## What to produce
Output every entry exactly as written, but omit the pictures.

Collected data entries:
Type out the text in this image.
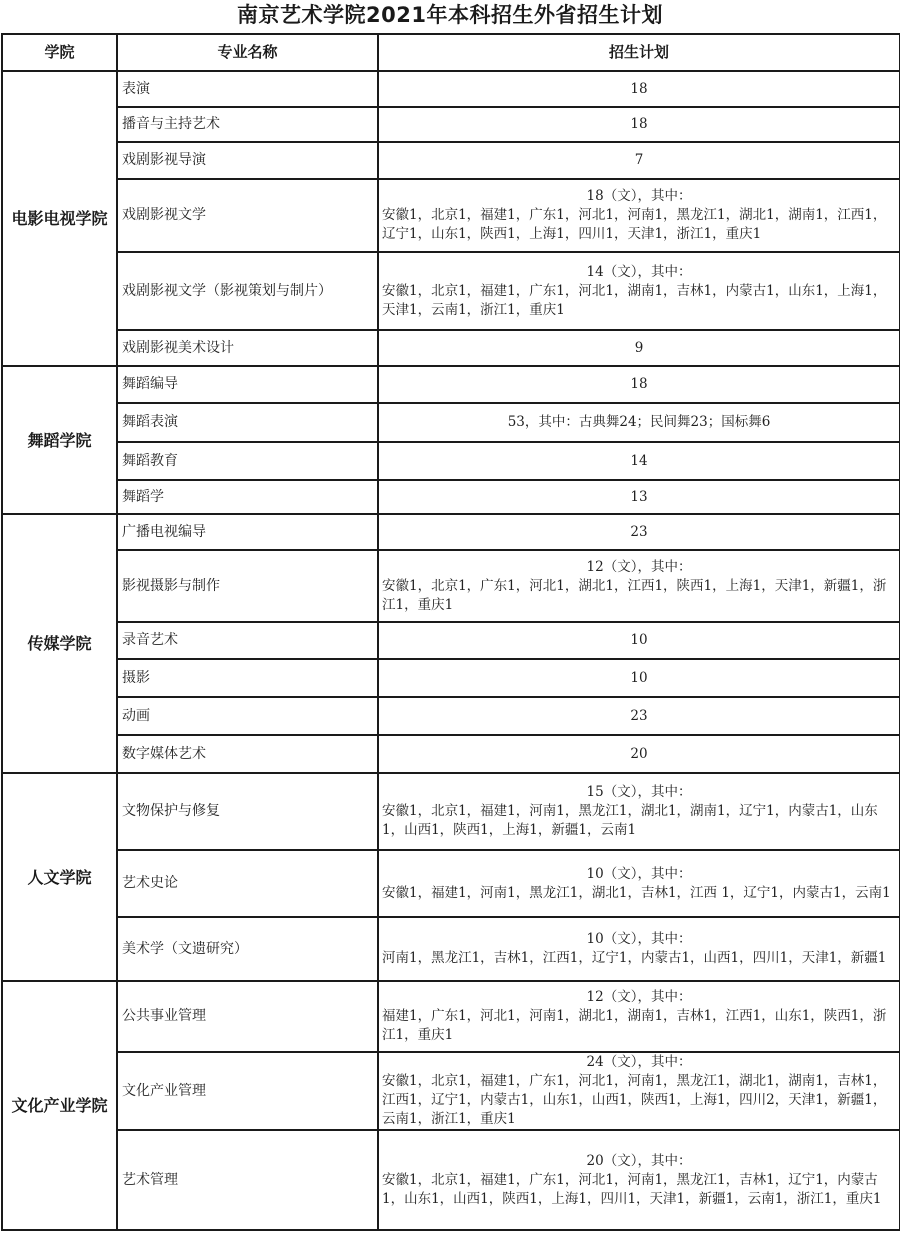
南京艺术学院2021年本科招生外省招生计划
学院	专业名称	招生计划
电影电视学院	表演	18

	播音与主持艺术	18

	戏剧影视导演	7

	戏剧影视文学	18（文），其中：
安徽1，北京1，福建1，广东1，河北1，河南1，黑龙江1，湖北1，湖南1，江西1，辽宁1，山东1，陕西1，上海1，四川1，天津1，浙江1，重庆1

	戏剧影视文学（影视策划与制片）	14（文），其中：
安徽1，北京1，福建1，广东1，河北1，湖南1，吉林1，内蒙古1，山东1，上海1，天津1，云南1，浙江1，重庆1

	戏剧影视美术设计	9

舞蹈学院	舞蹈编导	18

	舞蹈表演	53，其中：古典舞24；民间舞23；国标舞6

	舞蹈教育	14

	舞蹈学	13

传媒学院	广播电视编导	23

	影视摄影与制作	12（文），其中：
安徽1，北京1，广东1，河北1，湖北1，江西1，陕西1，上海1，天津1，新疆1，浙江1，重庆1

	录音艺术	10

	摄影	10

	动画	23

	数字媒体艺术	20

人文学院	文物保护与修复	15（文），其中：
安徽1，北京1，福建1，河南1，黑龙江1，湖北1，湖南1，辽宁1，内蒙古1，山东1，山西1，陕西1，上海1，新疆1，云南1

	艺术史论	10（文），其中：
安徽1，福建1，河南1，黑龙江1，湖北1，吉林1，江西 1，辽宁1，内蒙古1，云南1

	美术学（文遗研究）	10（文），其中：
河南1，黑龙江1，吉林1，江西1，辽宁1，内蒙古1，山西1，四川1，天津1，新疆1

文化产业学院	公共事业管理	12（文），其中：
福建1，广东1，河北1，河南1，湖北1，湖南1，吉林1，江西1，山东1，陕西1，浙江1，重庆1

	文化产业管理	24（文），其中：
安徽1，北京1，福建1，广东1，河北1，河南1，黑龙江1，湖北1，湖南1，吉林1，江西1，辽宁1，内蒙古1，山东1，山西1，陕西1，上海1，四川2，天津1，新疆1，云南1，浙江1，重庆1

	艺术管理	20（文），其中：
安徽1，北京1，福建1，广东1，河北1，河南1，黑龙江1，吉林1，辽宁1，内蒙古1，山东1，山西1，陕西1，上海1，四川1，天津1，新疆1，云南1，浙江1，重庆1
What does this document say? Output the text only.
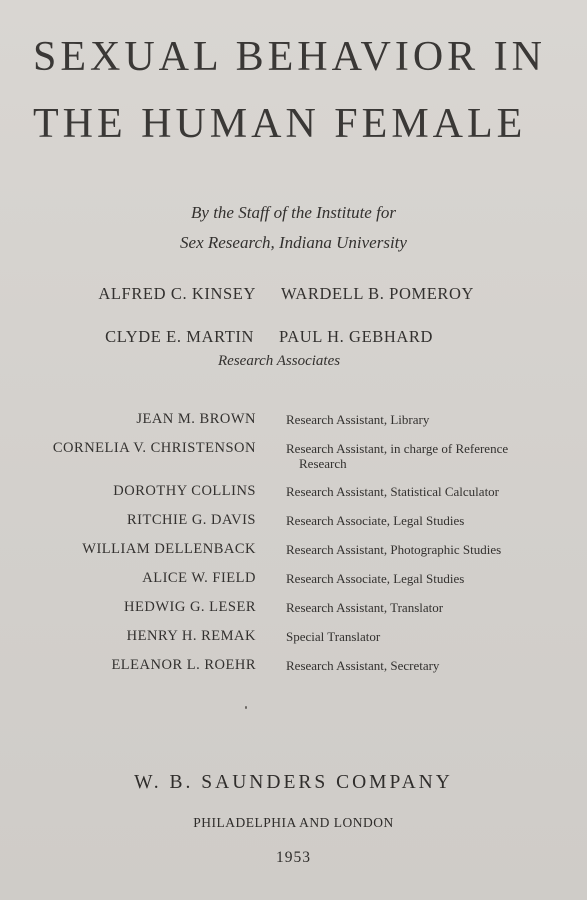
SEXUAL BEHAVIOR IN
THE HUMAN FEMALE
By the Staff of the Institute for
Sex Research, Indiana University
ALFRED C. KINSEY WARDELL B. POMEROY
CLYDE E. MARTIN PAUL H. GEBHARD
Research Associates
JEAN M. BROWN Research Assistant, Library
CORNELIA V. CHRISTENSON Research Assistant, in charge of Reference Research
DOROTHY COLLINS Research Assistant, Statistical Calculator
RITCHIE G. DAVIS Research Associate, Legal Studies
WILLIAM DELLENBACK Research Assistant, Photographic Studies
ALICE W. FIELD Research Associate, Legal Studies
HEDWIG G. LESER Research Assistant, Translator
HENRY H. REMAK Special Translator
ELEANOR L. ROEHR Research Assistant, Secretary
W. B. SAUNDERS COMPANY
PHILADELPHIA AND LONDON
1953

## Reply
Type out the text in this image.
南京艺术学院2021年本科招生外省招生计划
学院	专业名称	招生计划
电影电视学院	表演	18

	播音与主持艺术	18

	戏剧影视导演	7

	戏剧影视文学	18（文），其中：
安徽1，北京1，福建1，广东1，河北1，河南1，黑龙江1，湖北1，湖南1，江西1，辽宁1，山东1，陕西1，上海1，四川1，天津1，浙江1，重庆1

	戏剧影视文学（影视策划与制片）	14（文），其中：
安徽1，北京1，福建1，广东1，河北1，湖南1，吉林1，内蒙古1，山东1，上海1，天津1，云南1，浙江1，重庆1

	戏剧影视美术设计	9

舞蹈学院	舞蹈编导	18

	舞蹈表演	53，其中：古典舞24；民间舞23；国标舞6

	舞蹈教育	14

	舞蹈学	13

传媒学院	广播电视编导	23

	影视摄影与制作	12（文），其中：
安徽1，北京1，广东1，河北1，湖北1，江西1，陕西1，上海1，天津1，新疆1，浙江1，重庆1

	录音艺术	10

	摄影	10

	动画	23

	数字媒体艺术	20

人文学院	文物保护与修复	15（文），其中：
安徽1，北京1，福建1，河南1，黑龙江1，湖北1，湖南1，辽宁1，内蒙古1，山东1，山西1，陕西1，上海1，新疆1，云南1

	艺术史论	10（文），其中：
安徽1，福建1，河南1，黑龙江1，湖北1，吉林1，江西 1，辽宁1，内蒙古1，云南1

	美术学（文遗研究）	10（文），其中：
河南1，黑龙江1，吉林1，江西1，辽宁1，内蒙古1，山西1，四川1，天津1，新疆1

文化产业学院	公共事业管理	12（文），其中：
福建1，广东1，河北1，河南1，湖北1，湖南1，吉林1，江西1，山东1，陕西1，浙江1，重庆1

	文化产业管理	24（文），其中：
安徽1，北京1，福建1，广东1，河北1，河南1，黑龙江1，湖北1，湖南1，吉林1，江西1，辽宁1，内蒙古1，山东1，山西1，陕西1，上海1，四川2，天津1，新疆1，云南1，浙江1，重庆1

	艺术管理	20（文），其中：
安徽1，北京1，福建1，广东1，河北1，河南1，黑龙江1，吉林1，辽宁1，内蒙古1，山东1，山西1，陕西1，上海1，四川1，天津1，新疆1，云南1，浙江1，重庆1
What does this document say? Output the text only.
SEXUAL BEHAVIOR IN
THE HUMAN FEMALE
By the Staff of the Institute for
Sex Research, Indiana University
ALFRED C. KINSEY WARDELL B. POMEROY
CLYDE E. MARTIN PAUL H. GEBHARD
Research Associates
JEAN M. BROWN Research Assistant, Library
CORNELIA V. CHRISTENSON Research Assistant, in charge of Reference Research
DOROTHY COLLINS Research Assistant, Statistical Calculator
RITCHIE G. DAVIS Research Associate, Legal Studies
WILLIAM DELLENBACK Research Assistant, Photographic Studies
ALICE W. FIELD Research Associate, Legal Studies
HEDWIG G. LESER Research Assistant, Translator
HENRY H. REMAK Special Translator
ELEANOR L. ROEHR Research Assistant, Secretary
W. B. SAUNDERS COMPANY
PHILADELPHIA AND LONDON
1953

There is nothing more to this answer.